Turn the lines from the one with "folder-icon[interactable]: ▭ [54,29,67,46]" through the one with "print-icon[interactable]: 🖶 [32,26,45,50]", both included, into a Markdown table with the columns Index and Text. Number each line and leave out any blank lines.

....................

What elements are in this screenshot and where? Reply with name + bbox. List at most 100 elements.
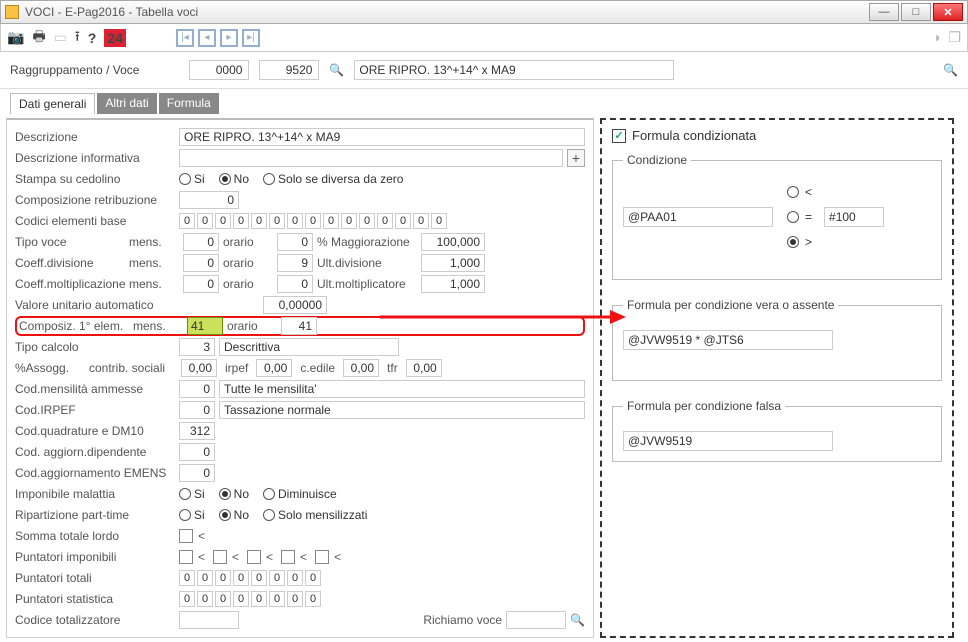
folder-icon[interactable]: ▭ [54,29,67,46]
val-unit[interactable]: 0,00000 [263,296,327,314]
cod-mens-label: Cod.mensilità ammesse [15,382,175,396]
pa-irpef[interactable]: 0,00 [256,359,292,377]
tipo-calc-desc: Descrittiva [219,338,399,356]
pi-2[interactable] [213,550,227,564]
compos-mens[interactable]: 41 [187,317,223,335]
stampa-label: Stampa su cedolino [15,172,175,186]
window-titlebar: VOCI - E-Pag2016 - Tabella voci — □ ✕ [0,0,968,24]
print-icon[interactable]: 🖶 [32,26,45,50]
cd-orario[interactable]: 9 [277,254,313,272]
right-icon-1[interactable]: ◑ [932,29,940,46]
cod-irpef-desc: Tassazione normale [219,401,585,419]
maximize-button[interactable]: □ [901,3,931,21]
op-gt[interactable]: > [787,235,812,249]
tipo-calc[interactable]: 3 [179,338,215,356]
punt-imp-label: Puntatori imponibili [15,550,175,564]
nav-prev-icon[interactable]: ◂ [198,29,216,47]
filter-code1[interactable]: 0000 [189,60,249,80]
minimize-button[interactable]: — [869,3,899,21]
punt-tot-digits[interactable]: 00000000 [179,570,321,586]
cm-mens[interactable]: 0 [183,275,219,293]
cod-mens[interactable]: 0 [179,380,215,398]
tv-mens[interactable]: 0 [183,233,219,251]
filter-code2[interactable]: 9520 [259,60,319,80]
rip-pt-mens[interactable]: Solo mensilizzati [263,508,367,522]
somma-check[interactable] [179,529,193,543]
tv-orario[interactable]: 0 [277,233,313,251]
descrizione-field[interactable]: ORE RIPRO. 13^+14^ x MA9 [179,128,585,146]
pi-5[interactable] [315,550,329,564]
cod-agg-dip[interactable]: 0 [179,443,215,461]
search-icon-2[interactable]: 🔍 [943,63,958,77]
filter-label: Raggruppamento / Voce [10,63,139,77]
close-button[interactable]: ✕ [933,3,963,21]
comp-retrib-field[interactable]: 0 [179,191,239,209]
descrizione-info-field[interactable] [179,149,563,167]
help-icon[interactable]: ? [88,30,97,46]
rip-pt-si[interactable]: Si [179,508,205,522]
badge-24[interactable]: 24 [104,29,126,47]
pi-1[interactable] [179,550,193,564]
search-icon[interactable]: 🔍 [329,63,344,77]
tab-formula[interactable]: Formula [159,93,219,114]
stampa-si[interactable]: Si [179,172,205,186]
formula-cond-label: Formula condizionata [632,128,756,143]
imp-mal-dim[interactable]: Diminuisce [263,487,337,501]
window-buttons: — □ ✕ [869,3,963,21]
comp-retrib-label: Composizione retribuzione [15,193,175,207]
cod-agg-dip-label: Cod. aggiorn.dipendente [15,445,175,459]
pa-cedile[interactable]: 0,00 [343,359,379,377]
formula-vera-input[interactable]: @JVW9519 * @JTS6 [623,330,833,350]
cod-agg-emens[interactable]: 0 [179,464,215,482]
nav-first-icon[interactable]: |◂ [176,29,194,47]
coeff-mol-label: Coeff.moltiplicazione [15,277,125,291]
cod-tot[interactable] [179,611,239,629]
nav-next-icon[interactable]: ▸ [220,29,238,47]
cond-value[interactable]: #100 [824,207,884,227]
imp-mal-no[interactable]: No [219,487,249,501]
add-info-button[interactable]: + [567,149,585,167]
cm-ult[interactable]: 1,000 [421,275,485,293]
cod-quadr[interactable]: 312 [179,422,215,440]
nav-last-icon[interactable]: ▸| [242,29,260,47]
formula-falsa-input[interactable]: @JVW9519 [623,431,833,451]
pi-4[interactable] [281,550,295,564]
cod-quadr-label: Cod.quadrature e DM10 [15,424,175,438]
filter-desc[interactable]: ORE RIPRO. 13^+14^ x MA9 [354,60,674,80]
pa-cs[interactable]: 0,00 [181,359,217,377]
stampa-no[interactable]: No [219,172,249,186]
formula-cond-checkbox[interactable]: ✓ [612,129,626,143]
imp-mal-si[interactable]: Si [179,487,205,501]
richiamo-field[interactable] [506,611,566,629]
pi-3[interactable] [247,550,261,564]
tv-pct[interactable]: 100,000 [421,233,485,251]
stampa-diversa[interactable]: Solo se diversa da zero [263,172,403,186]
tab-altri-dati[interactable]: Altri dati [97,93,156,114]
main-toolbar: 📷 🖶 ▭ ⭱ ? 24 |◂ ◂ ▸ ▸| ◑ ❐ [0,24,968,52]
op-eq[interactable]: =#100 [787,207,884,227]
camera-icon[interactable]: 📷 [7,29,24,46]
cd-mens[interactable]: 0 [183,254,219,272]
cm-orario[interactable]: 0 [277,275,313,293]
punt-stat-digits[interactable]: 00000000 [179,591,321,607]
compos-orario[interactable]: 41 [281,317,317,335]
val-unit-label: Valore unitario automatico [15,298,175,312]
pa-tfr[interactable]: 0,00 [406,359,442,377]
rip-pt-no[interactable]: No [219,508,249,522]
imp-mal-label: Imponibile malattia [15,487,175,501]
op-lt[interactable]: < [787,185,812,199]
tipo-voce-label: Tipo voce [15,235,125,249]
formula-vera-group: Formula per condizione vera o assente @J… [612,298,942,381]
upload-icon[interactable]: ⭱ [75,26,80,50]
right-icon-2[interactable]: ❐ [948,29,961,46]
tab-strip: Dati generali Altri dati Formula [10,93,968,114]
cod-irpef[interactable]: 0 [179,401,215,419]
condizione-input[interactable]: @PAA01 [623,207,773,227]
codici-base-label: Codici elementi base [15,214,175,228]
codici-base-digits[interactable]: 000000000000000 [179,213,447,229]
cd-ult[interactable]: 1,000 [421,254,485,272]
punt-tot-label: Puntatori totali [15,571,175,585]
richiamo-search-icon[interactable]: 🔍 [570,613,585,627]
somma-label: Somma totale lordo [15,529,175,543]
tab-dati-generali[interactable]: Dati generali [10,93,95,114]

....................

Task solution
| Index | Text |
|---|---|
| 1 | folder-icon[interactable]: ▭ [54,29,67,46] |
| 2 | val-unit[interactable]: 0,00000 [263,296,327,314] |
| 3 | cod-mens-label: Cod.mensilità ammesse [15,382,175,396] |
| 4 | pa-irpef[interactable]: 0,00 [256,359,292,377] |
| 5 | tipo-calc-desc: Descrittiva [219,338,399,356] |
| 6 | pi-2[interactable] [213,550,227,564] |
| 7 | compos-mens[interactable]: 41 [187,317,223,335] |
| 8 | stampa-label: Stampa su cedolino [15,172,175,186] |
| 9 | window-titlebar: VOCI - E-Pag2016 - Tabella voci — □ ✕ [0,0,968,24] |
| 10 | print-icon[interactable]: 🖶 [32,26,45,50] |